■ Stated task
Reproduce the lines below word for word, leaving out any pictures.

■ Provided information
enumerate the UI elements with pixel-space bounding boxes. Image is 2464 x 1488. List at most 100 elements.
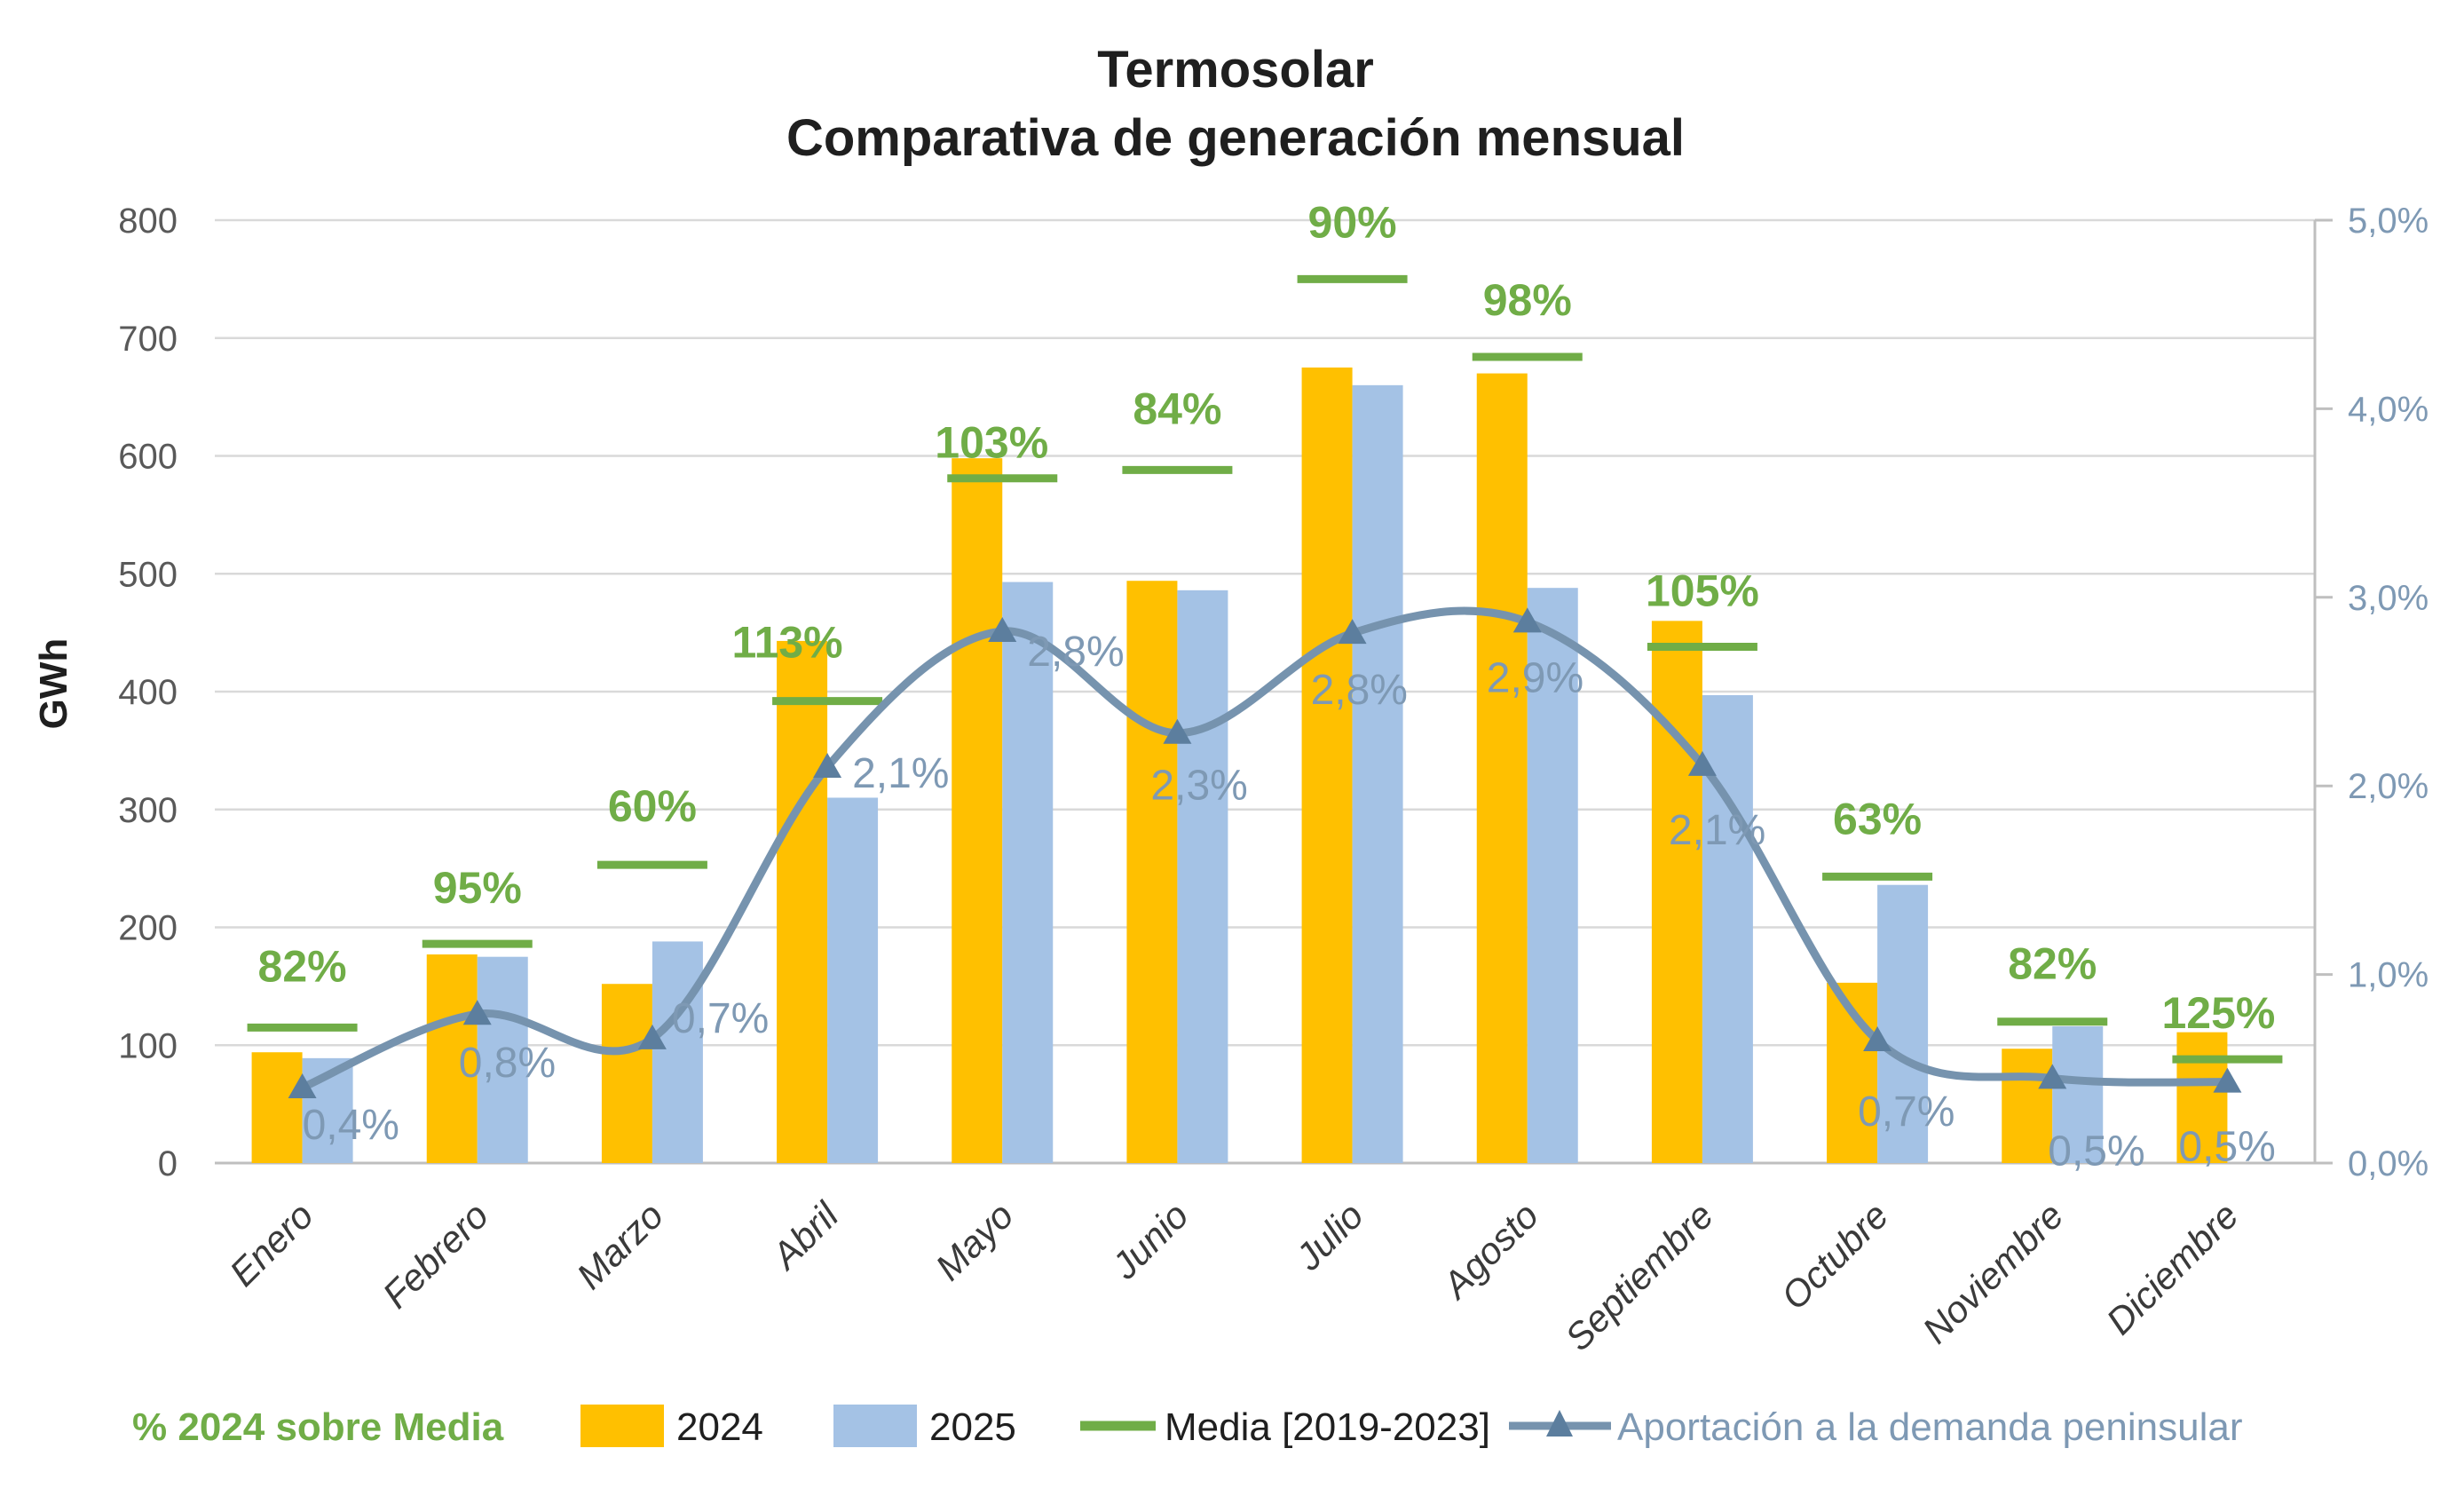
bar-2024-Julio (1301, 367, 1353, 1163)
bar-2025-Abril (827, 797, 879, 1163)
left-axis-tick-800: 800 (118, 202, 178, 241)
pct-sobre-media-label-Septiembre: 105% (1646, 566, 1759, 616)
chart-title-line1: Termosolar (1097, 41, 1374, 99)
right-axis-tick-0,0%: 0,0% (2348, 1144, 2428, 1183)
legend-label-2025: 2025 (929, 1405, 1016, 1449)
pct-sobre-media-label-Enero: 82% (258, 941, 347, 991)
aportacion-label-Marzo: 0,7% (672, 995, 769, 1042)
bar-2024-Agosto (1476, 373, 1528, 1163)
right-axis-tick-4,0%: 4,0% (2348, 390, 2428, 429)
left-axis-tick-0: 0 (158, 1144, 178, 1183)
aportacion-label-Agosto: 2,9% (1487, 654, 1583, 701)
x-label-Agosto: Agosto (1433, 1194, 1546, 1308)
media-tick-lines (247, 274, 2283, 1064)
right-axis-tick-2,0%: 2,0% (2348, 767, 2428, 806)
left-axis-tick-500: 500 (118, 555, 178, 594)
x-label-Septiembre: Septiembre (1557, 1194, 1721, 1358)
legend-swatch-2025 (833, 1405, 917, 1447)
aportacion-label-Diciembre: 0,5% (2178, 1124, 2275, 1171)
bar-2025-Octubre (1877, 884, 1929, 1163)
bar-2025-Noviembre (2052, 1026, 2104, 1163)
right-axis-tick-3,0%: 3,0% (2348, 579, 2428, 618)
bar-2024-Junio (1126, 581, 1178, 1163)
legend-label-media: Media [2019-2023] (1165, 1405, 1490, 1449)
aportacion-marker-Febrero (462, 1000, 492, 1025)
left-axis-tick-100: 100 (118, 1026, 178, 1065)
aportacion-label-Junio: 2,3% (1150, 763, 1247, 810)
legend: % 2024 sobre Media 2024 2025 Media [2019… (132, 1405, 2242, 1449)
aportacion-label-Julio: 2,8% (1311, 667, 1408, 714)
aportacion-line-series (288, 606, 2242, 1099)
aportacion-marker-Noviembre (2038, 1064, 2067, 1089)
legend-swatch-2024 (580, 1405, 664, 1447)
x-label-Octubre: Octubre (1773, 1194, 1897, 1318)
aportacion-marker-Enero (288, 1073, 317, 1099)
left-axis-tick-700: 700 (118, 320, 178, 359)
left-axis-tick-600: 600 (118, 438, 178, 477)
pct-sobre-media-label-Julio: 90% (1308, 197, 1397, 247)
bar-2025-Junio (1177, 590, 1228, 1163)
x-label-Marzo: Marzo (569, 1194, 672, 1297)
pct-sobre-media-label-Abril: 113% (732, 618, 843, 668)
bar-2024-Mayo (952, 458, 1003, 1163)
aportacion-label-Octubre: 0,7% (1858, 1088, 1955, 1136)
x-label-Noviembre: Noviembre (1915, 1194, 2072, 1351)
x-label-Julio: Julio (1287, 1194, 1371, 1278)
pct-sobre-media-label-Diciembre: 125% (2161, 988, 2275, 1038)
pct-sobre-media-label-Junio: 84% (1133, 384, 1221, 433)
bar-2024-Febrero (426, 954, 478, 1163)
x-label-Abril: Abril (762, 1193, 848, 1278)
aportacion-label-Abril: 2,1% (852, 750, 949, 797)
aportacion-marker-Diciembre (2213, 1067, 2242, 1093)
aportacion-marker-Mayo (988, 617, 1017, 643)
aportacion-marker-Septiembre (1687, 750, 1717, 776)
aportacion-marker-Junio (1163, 718, 1192, 744)
x-label-Junio: Junio (1103, 1194, 1196, 1287)
bar-2025-Marzo (652, 941, 703, 1163)
x-label-Mayo: Mayo (928, 1194, 1022, 1288)
x-axis-labels: Enero Febrero Marzo Abril Mayo Junio Julio Agos… (221, 1193, 2246, 1358)
left-axis-tick-400: 400 (118, 673, 178, 712)
aportacion-label-Mayo: 2,8% (1027, 629, 1124, 676)
right-axis-tick-5,0%: 5,0% (2348, 202, 2428, 241)
left-axis-tick-300: 300 (118, 791, 178, 830)
bar-2024-Diciembre (2176, 1032, 2228, 1163)
bar-2024-Enero (251, 1052, 303, 1163)
legend-label-2024: 2024 (676, 1405, 763, 1449)
legend-label-aportacion: Aportación a la demanda peninsular (1617, 1405, 2242, 1449)
bar-2024-Marzo (601, 984, 652, 1163)
aportacion-label-Noviembre: 0,5% (2048, 1128, 2144, 1175)
right-axis-tick-1,0%: 1,0% (2348, 956, 2428, 995)
x-label-Febrero: Febrero (375, 1194, 496, 1316)
chart-title-line2: Comparativa de generación mensual (786, 109, 1685, 167)
bar-2025-Agosto (1527, 588, 1578, 1163)
aportacion-line (298, 606, 2231, 1092)
aportacion-marker-Octubre (1863, 1025, 1892, 1051)
aportacion-label-Septiembre: 2,1% (1669, 807, 1765, 854)
bar-2024-Septiembre (1651, 621, 1702, 1163)
x-label-Enero: Enero (221, 1194, 320, 1294)
bar-series (251, 367, 2228, 1164)
pct-sobre-media-label-Marzo: 60% (608, 781, 697, 831)
axis-lines-and-ticks: 800 700 600 500 400 300 200 100 0 5,0% 4,0% 3,0% 2,0… (118, 202, 2428, 1183)
pct-sobre-media-label-Febrero: 95% (433, 863, 522, 913)
data-labels: 82% 95% 60% 113% 103% 84% 90% 98% 105% 63% 82% 125%… (258, 197, 2276, 1175)
bar-2025-Mayo (1002, 582, 1054, 1163)
pct-sobre-media-label-Noviembre: 82% (2008, 939, 2097, 989)
aportacion-marker-Agosto (1512, 607, 1542, 633)
bar-2025-Julio (1352, 384, 1403, 1164)
legend-swatch-aportacion-marker-icon (1546, 1410, 1573, 1437)
bar-2024-Abril (777, 640, 828, 1163)
legend-note-pct-sobre-media: % 2024 sobre Media (132, 1405, 504, 1449)
y-axis-unit-label: GWh (32, 638, 75, 730)
aportacion-marker-Julio (1338, 619, 1367, 645)
left-axis-tick-200: 200 (118, 909, 178, 948)
pct-sobre-media-label-Agosto: 98% (1483, 275, 1572, 325)
aportacion-marker-Marzo (637, 1024, 667, 1049)
bar-2025-Febrero (477, 956, 528, 1163)
gridlines (215, 218, 2315, 1047)
pct-sobre-media-label-Mayo: 103% (935, 418, 1048, 468)
aportacion-marker-Abril (813, 752, 842, 778)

■ Complete answer
enumerate the UI elements with pixel-space bounding boxes. Image is 2464 x 1488. List at most 100 elements.
bar-2024-Julio (1301, 367, 1353, 1163)
bar-2025-Abril (827, 797, 879, 1163)
left-axis-tick-800: 800 (118, 202, 178, 241)
pct-sobre-media-label-Septiembre: 105% (1646, 566, 1759, 616)
chart-title-line1: Termosolar (1097, 41, 1374, 99)
right-axis-tick-0,0%: 0,0% (2348, 1144, 2428, 1183)
legend-label-2025: 2025 (929, 1405, 1016, 1449)
pct-sobre-media-label-Enero: 82% (258, 941, 347, 991)
aportacion-label-Marzo: 0,7% (672, 995, 769, 1042)
bar-2024-Agosto (1476, 373, 1528, 1163)
right-axis-tick-4,0%: 4,0% (2348, 390, 2428, 429)
left-axis-tick-0: 0 (158, 1144, 178, 1183)
aportacion-label-Agosto: 2,9% (1487, 654, 1583, 701)
x-label-Agosto: Agosto (1433, 1194, 1546, 1308)
media-tick-lines (247, 274, 2283, 1064)
right-axis-tick-2,0%: 2,0% (2348, 767, 2428, 806)
left-axis-tick-500: 500 (118, 555, 178, 594)
x-label-Septiembre: Septiembre (1557, 1194, 1721, 1358)
legend-swatch-2025 (833, 1405, 917, 1447)
aportacion-label-Diciembre: 0,5% (2178, 1124, 2275, 1171)
bar-2025-Octubre (1877, 884, 1929, 1163)
bar-2025-Noviembre (2052, 1026, 2104, 1163)
right-axis-tick-3,0%: 3,0% (2348, 579, 2428, 618)
bar-2024-Junio (1126, 581, 1178, 1163)
legend-label-media: Media [2019-2023] (1165, 1405, 1490, 1449)
aportacion-marker-Febrero (462, 1000, 492, 1025)
left-axis-tick-100: 100 (118, 1026, 178, 1065)
aportacion-label-Junio: 2,3% (1150, 763, 1247, 810)
legend: % 2024 sobre Media 2024 2025 Media [2019… (132, 1405, 2242, 1449)
aportacion-label-Julio: 2,8% (1311, 667, 1408, 714)
aportacion-line-series (288, 606, 2242, 1099)
aportacion-marker-Noviembre (2038, 1064, 2067, 1089)
legend-swatch-2024 (580, 1405, 664, 1447)
x-label-Octubre: Octubre (1773, 1194, 1897, 1318)
aportacion-marker-Enero (288, 1073, 317, 1099)
left-axis-tick-700: 700 (118, 320, 178, 359)
left-axis-tick-600: 600 (118, 438, 178, 477)
pct-sobre-media-label-Julio: 90% (1308, 197, 1397, 247)
bar-2025-Junio (1177, 590, 1228, 1163)
x-label-Marzo: Marzo (569, 1194, 672, 1297)
pct-sobre-media-label-Abril: 113% (732, 618, 843, 668)
bar-2024-Mayo (952, 458, 1003, 1163)
aportacion-label-Octubre: 0,7% (1858, 1088, 1955, 1136)
x-label-Noviembre: Noviembre (1915, 1194, 2072, 1351)
x-label-Julio: Julio (1287, 1194, 1371, 1278)
pct-sobre-media-label-Diciembre: 125% (2161, 988, 2275, 1038)
pct-sobre-media-label-Junio: 84% (1133, 384, 1221, 433)
bar-2024-Febrero (426, 954, 478, 1163)
x-label-Abril: Abril (762, 1193, 848, 1278)
aportacion-label-Abril: 2,1% (852, 750, 949, 797)
aportacion-marker-Diciembre (2213, 1067, 2242, 1093)
aportacion-marker-Mayo (988, 617, 1017, 643)
aportacion-marker-Septiembre (1687, 750, 1717, 776)
aportacion-marker-Junio (1163, 718, 1192, 744)
x-label-Junio: Junio (1103, 1194, 1196, 1287)
bar-2025-Marzo (652, 941, 703, 1163)
x-label-Mayo: Mayo (928, 1194, 1022, 1288)
x-axis-labels: Enero Febrero Marzo Abril Mayo Junio Julio Agos… (221, 1193, 2246, 1358)
left-axis-tick-400: 400 (118, 673, 178, 712)
aportacion-label-Mayo: 2,8% (1027, 629, 1124, 676)
right-axis-tick-5,0%: 5,0% (2348, 202, 2428, 241)
left-axis-tick-300: 300 (118, 791, 178, 830)
bar-2024-Diciembre (2176, 1032, 2228, 1163)
bar-2024-Enero (251, 1052, 303, 1163)
legend-label-2024: 2024 (676, 1405, 763, 1449)
legend-label-aportacion: Aportación a la demanda peninsular (1617, 1405, 2242, 1449)
bar-2024-Marzo (601, 984, 652, 1163)
aportacion-label-Noviembre: 0,5% (2048, 1128, 2144, 1175)
right-axis-tick-1,0%: 1,0% (2348, 956, 2428, 995)
x-label-Febrero: Febrero (375, 1194, 496, 1316)
chart-title-line2: Comparativa de generación mensual (786, 109, 1685, 167)
bar-2025-Agosto (1527, 588, 1578, 1163)
aportacion-line (298, 606, 2231, 1092)
aportacion-marker-Octubre (1863, 1025, 1892, 1051)
aportacion-label-Septiembre: 2,1% (1669, 807, 1765, 854)
bar-2024-Septiembre (1651, 621, 1702, 1163)
x-label-Enero: Enero (221, 1194, 320, 1294)
bar-series (251, 367, 2228, 1164)
pct-sobre-media-label-Marzo: 60% (608, 781, 697, 831)
axis-lines-and-ticks: 800 700 600 500 400 300 200 100 0 5,0% 4,0% 3,0% 2,0… (118, 202, 2428, 1183)
pct-sobre-media-label-Febrero: 95% (433, 863, 522, 913)
data-labels: 82% 95% 60% 113% 103% 84% 90% 98% 105% 63% 82% 125%… (258, 197, 2276, 1175)
bar-2025-Mayo (1002, 582, 1054, 1163)
pct-sobre-media-label-Noviembre: 82% (2008, 939, 2097, 989)
aportacion-marker-Agosto (1512, 607, 1542, 633)
bar-2025-Julio (1352, 384, 1403, 1164)
legend-swatch-aportacion-marker-icon (1546, 1410, 1573, 1437)
bar-2024-Abril (777, 640, 828, 1163)
legend-note-pct-sobre-media: % 2024 sobre Media (132, 1405, 504, 1449)
y-axis-unit-label: GWh (32, 638, 75, 730)
aportacion-marker-Julio (1338, 619, 1367, 645)
left-axis-tick-200: 200 (118, 909, 178, 948)
pct-sobre-media-label-Agosto: 98% (1483, 275, 1572, 325)
aportacion-marker-Marzo (637, 1024, 667, 1049)
bar-2025-Febrero (477, 956, 528, 1163)
gridlines (215, 218, 2315, 1047)
pct-sobre-media-label-Mayo: 103% (935, 418, 1048, 468)
aportacion-marker-Abril (813, 752, 842, 778)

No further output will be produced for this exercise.